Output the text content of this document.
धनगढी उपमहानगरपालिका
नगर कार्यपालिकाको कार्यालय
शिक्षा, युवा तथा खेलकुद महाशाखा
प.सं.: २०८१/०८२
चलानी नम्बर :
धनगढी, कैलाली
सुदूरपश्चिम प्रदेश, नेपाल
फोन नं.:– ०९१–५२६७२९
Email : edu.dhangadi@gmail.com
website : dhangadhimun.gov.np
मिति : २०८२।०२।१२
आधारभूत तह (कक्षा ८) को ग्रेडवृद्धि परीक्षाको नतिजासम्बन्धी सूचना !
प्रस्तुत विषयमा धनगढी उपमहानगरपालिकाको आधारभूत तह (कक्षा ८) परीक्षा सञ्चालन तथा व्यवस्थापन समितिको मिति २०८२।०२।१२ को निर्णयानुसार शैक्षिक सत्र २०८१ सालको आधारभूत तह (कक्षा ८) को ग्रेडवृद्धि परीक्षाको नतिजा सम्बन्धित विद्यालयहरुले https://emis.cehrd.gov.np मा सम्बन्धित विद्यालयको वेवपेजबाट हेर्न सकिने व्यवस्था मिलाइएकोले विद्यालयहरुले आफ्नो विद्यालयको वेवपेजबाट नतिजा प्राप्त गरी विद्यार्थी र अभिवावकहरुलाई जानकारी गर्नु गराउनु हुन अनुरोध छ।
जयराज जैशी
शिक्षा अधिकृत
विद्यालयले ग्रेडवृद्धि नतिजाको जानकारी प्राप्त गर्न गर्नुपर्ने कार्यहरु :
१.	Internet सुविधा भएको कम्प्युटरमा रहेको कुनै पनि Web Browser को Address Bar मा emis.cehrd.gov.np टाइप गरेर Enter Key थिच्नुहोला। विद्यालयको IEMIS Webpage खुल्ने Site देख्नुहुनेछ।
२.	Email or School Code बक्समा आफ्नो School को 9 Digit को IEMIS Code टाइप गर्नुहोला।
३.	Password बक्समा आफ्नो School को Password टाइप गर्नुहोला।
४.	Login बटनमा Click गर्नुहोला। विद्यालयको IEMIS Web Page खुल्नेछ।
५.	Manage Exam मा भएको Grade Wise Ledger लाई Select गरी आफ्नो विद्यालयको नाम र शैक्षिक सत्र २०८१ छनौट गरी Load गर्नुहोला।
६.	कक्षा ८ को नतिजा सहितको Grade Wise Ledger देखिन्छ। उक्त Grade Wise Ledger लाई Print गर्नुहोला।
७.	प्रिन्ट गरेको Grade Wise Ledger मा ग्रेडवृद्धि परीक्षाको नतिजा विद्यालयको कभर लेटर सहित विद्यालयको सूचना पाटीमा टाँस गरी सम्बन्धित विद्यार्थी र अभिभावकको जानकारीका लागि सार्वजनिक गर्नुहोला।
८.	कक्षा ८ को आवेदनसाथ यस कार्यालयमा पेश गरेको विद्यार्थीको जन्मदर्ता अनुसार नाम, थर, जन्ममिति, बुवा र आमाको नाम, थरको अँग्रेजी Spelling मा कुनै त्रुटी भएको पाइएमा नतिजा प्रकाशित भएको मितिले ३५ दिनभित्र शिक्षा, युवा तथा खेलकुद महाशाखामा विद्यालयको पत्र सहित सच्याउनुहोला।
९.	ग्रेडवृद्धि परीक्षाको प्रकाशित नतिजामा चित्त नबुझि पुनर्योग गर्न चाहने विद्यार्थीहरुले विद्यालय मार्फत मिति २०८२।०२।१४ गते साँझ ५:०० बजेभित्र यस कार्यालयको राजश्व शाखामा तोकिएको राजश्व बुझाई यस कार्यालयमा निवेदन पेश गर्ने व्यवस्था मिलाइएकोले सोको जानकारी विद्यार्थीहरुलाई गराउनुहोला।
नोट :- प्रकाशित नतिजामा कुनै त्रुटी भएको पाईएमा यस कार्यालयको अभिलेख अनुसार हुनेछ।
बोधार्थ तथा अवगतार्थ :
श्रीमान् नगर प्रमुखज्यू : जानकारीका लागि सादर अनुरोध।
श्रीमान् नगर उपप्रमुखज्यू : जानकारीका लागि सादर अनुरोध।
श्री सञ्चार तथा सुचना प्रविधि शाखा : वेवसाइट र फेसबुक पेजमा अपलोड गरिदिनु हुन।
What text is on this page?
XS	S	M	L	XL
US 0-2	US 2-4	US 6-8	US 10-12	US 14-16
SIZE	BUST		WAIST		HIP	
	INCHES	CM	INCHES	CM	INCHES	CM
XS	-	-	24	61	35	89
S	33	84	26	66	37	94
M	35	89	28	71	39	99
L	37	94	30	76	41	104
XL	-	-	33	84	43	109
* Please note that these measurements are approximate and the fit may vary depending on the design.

=-=-=

• _Required task_
Which lines above contain the word "Ledger"? Copy each of them.

• _Written answer_
५.	Manage Exam मा भएको Grade Wise Ledger लाई Select गरी आफ्नो विद्यालयको नाम र शैक्षिक सत्र २०८१ छनौट गरी Load गर्नुहोला।
६.	कक्षा ८ को नतिजा सहितको Grade Wise Ledger देखिन्छ। उक्त Grade Wise Ledger लाई Print गर्नुहोला।
७.	प्रिन्ट गरेको Grade Wise Ledger मा ग्रेडवृद्धि परीक्षाको नतिजा विद्यालयको कभर लेटर सहित विद्यालयको सूचना पाटीमा टाँस गरी सम्बन्धित विद्यार्थी र अभिभावकको जानकारीका लागि सार्वजनिक गर्नुहोला।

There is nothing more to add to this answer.